## Work to do
What is the number of lines that include the word "background"? Provide only that figure.

[Collected data]
[Begin]
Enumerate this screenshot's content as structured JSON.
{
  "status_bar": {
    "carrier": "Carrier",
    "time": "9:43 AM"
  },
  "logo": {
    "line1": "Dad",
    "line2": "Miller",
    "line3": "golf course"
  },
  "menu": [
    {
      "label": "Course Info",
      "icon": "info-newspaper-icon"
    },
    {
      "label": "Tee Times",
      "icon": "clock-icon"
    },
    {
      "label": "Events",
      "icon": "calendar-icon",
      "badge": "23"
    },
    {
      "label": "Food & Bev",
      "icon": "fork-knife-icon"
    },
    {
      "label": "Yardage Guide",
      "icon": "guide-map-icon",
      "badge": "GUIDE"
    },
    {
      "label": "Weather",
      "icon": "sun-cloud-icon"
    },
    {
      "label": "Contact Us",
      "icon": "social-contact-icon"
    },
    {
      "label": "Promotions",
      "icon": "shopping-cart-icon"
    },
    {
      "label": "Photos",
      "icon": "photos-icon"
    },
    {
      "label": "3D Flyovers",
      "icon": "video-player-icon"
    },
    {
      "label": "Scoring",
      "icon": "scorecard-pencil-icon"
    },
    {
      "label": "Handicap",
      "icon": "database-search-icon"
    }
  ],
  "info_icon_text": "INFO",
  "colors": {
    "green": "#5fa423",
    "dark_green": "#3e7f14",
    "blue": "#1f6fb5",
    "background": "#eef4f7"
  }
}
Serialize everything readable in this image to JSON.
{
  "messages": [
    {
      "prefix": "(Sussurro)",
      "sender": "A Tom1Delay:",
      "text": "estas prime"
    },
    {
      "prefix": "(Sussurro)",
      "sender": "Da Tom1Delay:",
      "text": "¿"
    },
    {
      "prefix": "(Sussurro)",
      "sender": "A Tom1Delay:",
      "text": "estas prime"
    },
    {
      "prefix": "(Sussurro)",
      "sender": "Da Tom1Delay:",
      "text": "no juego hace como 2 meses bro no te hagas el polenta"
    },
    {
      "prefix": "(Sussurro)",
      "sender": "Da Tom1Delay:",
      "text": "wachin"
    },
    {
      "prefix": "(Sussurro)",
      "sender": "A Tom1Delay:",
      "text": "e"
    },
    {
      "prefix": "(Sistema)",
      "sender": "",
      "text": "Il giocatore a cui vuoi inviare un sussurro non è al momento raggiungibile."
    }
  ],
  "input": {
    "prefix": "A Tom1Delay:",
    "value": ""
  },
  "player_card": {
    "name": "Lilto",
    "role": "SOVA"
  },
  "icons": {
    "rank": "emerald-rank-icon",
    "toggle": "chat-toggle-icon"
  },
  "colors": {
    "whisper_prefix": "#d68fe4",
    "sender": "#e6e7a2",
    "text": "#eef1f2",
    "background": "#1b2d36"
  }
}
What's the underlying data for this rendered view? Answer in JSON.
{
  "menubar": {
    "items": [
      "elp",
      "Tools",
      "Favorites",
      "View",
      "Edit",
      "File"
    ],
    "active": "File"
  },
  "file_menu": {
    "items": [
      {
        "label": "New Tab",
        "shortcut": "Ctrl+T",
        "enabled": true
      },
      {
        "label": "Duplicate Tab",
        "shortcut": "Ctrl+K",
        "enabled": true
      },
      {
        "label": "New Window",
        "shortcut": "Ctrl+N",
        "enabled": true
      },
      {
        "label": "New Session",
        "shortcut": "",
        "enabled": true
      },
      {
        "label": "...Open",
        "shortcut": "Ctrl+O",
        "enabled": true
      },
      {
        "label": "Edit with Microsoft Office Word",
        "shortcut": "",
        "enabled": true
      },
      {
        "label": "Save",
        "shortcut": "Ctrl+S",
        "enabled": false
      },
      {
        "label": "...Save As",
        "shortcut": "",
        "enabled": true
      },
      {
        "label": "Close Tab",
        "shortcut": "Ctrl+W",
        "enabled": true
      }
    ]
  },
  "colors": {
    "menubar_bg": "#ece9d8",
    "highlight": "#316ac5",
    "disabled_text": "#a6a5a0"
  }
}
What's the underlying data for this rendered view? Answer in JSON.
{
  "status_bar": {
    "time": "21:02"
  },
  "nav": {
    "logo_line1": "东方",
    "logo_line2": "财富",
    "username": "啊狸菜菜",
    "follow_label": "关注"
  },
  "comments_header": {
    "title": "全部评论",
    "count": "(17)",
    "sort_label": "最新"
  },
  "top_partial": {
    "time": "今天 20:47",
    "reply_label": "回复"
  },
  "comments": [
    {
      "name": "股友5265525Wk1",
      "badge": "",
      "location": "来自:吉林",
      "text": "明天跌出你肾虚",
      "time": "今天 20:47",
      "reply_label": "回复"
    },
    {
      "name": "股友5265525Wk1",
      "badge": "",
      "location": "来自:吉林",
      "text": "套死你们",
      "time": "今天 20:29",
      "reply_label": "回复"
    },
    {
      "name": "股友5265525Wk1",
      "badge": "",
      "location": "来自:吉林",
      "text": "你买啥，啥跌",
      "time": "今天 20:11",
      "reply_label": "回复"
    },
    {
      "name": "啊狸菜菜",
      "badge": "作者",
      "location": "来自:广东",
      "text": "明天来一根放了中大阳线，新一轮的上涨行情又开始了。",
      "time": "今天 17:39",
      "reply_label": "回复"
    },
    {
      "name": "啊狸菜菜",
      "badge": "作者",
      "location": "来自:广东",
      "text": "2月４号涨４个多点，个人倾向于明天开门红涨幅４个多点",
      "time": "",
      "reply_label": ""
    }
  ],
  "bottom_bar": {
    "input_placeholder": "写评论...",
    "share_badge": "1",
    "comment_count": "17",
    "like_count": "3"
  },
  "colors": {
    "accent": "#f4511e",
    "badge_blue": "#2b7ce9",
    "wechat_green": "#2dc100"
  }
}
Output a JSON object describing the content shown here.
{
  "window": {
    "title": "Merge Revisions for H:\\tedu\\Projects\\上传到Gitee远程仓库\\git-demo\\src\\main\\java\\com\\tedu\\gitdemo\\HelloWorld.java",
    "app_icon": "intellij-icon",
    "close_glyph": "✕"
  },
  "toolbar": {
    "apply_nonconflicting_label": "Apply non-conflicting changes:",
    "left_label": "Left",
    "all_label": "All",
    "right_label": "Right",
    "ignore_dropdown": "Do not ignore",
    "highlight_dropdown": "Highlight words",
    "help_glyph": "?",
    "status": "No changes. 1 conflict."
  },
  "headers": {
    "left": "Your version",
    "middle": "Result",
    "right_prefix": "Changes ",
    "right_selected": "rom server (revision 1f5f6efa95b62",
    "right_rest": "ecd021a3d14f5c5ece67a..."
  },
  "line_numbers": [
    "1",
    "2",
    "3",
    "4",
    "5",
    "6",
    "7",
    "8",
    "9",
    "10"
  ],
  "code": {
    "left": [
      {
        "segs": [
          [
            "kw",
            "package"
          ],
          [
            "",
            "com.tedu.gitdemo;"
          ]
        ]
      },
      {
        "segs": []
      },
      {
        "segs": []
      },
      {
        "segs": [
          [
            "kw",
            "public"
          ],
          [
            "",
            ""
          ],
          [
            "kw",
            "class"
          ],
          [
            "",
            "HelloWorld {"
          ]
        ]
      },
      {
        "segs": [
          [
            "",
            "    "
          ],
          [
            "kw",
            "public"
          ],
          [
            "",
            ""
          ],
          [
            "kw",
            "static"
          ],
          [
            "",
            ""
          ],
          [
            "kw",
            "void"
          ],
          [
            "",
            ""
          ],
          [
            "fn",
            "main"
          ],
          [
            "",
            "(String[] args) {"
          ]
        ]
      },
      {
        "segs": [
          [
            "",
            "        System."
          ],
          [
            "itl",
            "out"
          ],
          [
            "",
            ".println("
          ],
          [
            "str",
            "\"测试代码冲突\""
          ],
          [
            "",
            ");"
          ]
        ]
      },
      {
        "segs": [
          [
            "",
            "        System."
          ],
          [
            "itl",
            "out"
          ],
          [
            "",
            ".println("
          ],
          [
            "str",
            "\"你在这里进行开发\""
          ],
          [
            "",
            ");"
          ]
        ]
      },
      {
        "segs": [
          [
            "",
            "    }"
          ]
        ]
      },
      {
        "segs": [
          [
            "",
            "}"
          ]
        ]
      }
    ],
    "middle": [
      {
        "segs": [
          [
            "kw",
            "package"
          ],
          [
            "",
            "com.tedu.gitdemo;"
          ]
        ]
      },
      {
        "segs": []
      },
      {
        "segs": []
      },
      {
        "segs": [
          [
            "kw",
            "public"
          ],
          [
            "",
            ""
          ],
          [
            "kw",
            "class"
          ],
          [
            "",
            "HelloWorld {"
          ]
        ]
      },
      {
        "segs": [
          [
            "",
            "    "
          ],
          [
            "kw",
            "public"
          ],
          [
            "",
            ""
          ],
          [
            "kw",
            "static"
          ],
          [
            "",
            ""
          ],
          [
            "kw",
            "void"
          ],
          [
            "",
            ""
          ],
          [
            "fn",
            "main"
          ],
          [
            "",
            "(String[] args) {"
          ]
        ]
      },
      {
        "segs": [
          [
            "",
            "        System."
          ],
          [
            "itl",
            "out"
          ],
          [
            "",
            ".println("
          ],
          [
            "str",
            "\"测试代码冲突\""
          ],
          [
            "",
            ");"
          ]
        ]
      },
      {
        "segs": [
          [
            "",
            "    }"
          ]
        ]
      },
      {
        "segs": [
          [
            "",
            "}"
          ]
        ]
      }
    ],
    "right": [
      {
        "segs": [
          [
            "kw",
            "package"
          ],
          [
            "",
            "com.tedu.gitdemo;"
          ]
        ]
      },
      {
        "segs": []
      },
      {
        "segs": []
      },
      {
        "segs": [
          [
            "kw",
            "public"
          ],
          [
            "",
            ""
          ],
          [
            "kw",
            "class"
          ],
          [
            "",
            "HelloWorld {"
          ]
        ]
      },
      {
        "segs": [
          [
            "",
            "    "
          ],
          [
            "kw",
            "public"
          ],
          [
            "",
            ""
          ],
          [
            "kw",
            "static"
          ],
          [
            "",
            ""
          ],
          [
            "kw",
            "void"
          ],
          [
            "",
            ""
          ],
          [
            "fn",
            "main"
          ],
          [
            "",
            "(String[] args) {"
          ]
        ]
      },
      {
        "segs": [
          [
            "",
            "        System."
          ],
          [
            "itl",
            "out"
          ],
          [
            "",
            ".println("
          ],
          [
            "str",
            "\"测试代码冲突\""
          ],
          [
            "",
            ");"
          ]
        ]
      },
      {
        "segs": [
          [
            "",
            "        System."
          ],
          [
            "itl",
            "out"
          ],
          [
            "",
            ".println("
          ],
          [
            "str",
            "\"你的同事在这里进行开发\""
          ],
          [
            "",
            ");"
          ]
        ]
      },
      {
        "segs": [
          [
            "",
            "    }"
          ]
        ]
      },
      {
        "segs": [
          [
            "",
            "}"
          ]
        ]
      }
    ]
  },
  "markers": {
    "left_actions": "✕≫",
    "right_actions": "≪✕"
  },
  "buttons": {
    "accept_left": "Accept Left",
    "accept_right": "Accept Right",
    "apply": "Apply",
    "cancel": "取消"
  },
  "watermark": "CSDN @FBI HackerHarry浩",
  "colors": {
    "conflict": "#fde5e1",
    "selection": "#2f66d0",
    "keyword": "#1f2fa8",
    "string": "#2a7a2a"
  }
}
[End]
## Finished task
2